> [WRITTEN INSTRUCTION]:
Update the listing below so that "temporarily fixed" becomes "provisionally secured", leaving every other part unchanged.

Stored records:
============

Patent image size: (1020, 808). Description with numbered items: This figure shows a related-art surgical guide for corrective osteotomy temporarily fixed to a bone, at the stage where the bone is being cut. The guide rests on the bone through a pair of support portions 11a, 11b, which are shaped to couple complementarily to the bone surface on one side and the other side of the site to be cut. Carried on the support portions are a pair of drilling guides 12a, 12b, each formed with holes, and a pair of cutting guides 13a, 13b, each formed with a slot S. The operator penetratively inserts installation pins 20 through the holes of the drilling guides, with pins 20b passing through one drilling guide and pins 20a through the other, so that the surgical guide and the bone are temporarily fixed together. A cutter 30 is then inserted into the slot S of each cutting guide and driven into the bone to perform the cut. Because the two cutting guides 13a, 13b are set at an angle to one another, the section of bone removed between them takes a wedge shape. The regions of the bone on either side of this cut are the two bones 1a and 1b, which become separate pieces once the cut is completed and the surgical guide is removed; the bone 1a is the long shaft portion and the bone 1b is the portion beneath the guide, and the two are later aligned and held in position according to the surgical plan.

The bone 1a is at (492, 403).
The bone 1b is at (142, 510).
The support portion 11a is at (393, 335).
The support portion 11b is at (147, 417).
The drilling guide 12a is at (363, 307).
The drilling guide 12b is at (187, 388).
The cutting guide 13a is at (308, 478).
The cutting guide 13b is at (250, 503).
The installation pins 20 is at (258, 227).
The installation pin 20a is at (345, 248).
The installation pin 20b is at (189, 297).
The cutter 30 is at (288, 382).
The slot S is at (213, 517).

============

> [TASK RESULT]:
Patent image size: (1020, 808). Description with numbered items: This figure shows a related-art surgical guide for corrective osteotomy provisionally secured to a bone, at the stage where the bone is being cut. The guide rests on the bone through a pair of support portions 11a, 11b, which are shaped to couple complementarily to the bone surface on one side and the other side of the site to be cut. Carried on the support portions are a pair of drilling guides 12a, 12b, each formed with holes, and a pair of cutting guides 13a, 13b, each formed with a slot S. The operator penetratively inserts installation pins 20 through the holes of the drilling guides, with pins 20b passing through one drilling guide and pins 20a through the other, so that the surgical guide and the bone are provisionally secured together. A cutter 30 is then inserted into the slot S of each cutting guide and driven into the bone to perform the cut. Because the two cutting guides 13a, 13b are set at an angle to one another, the section of bone removed between them takes a wedge shape. The regions of the bone on either side of this cut are the two bones 1a and 1b, which become separate pieces once the cut is completed and the surgical guide is removed; the bone 1a is the long shaft portion and the bone 1b is the portion beneath the guide, and the two are later aligned and held in position according to the surgical plan.

The bone 1a is at (492, 403).
The bone 1b is at (142, 510).
The support portion 11a is at (393, 335).
The support portion 11b is at (147, 417).
The drilling guide 12a is at (363, 307).
The drilling guide 12b is at (187, 388).
The cutting guide 13a is at (308, 478).
The cutting guide 13b is at (250, 503).
The installation pins 20 is at (258, 227).
The installation pin 20a is at (345, 248).
The installation pin 20b is at (189, 297).
The cutter 30 is at (288, 382).
The slot S is at (213, 517).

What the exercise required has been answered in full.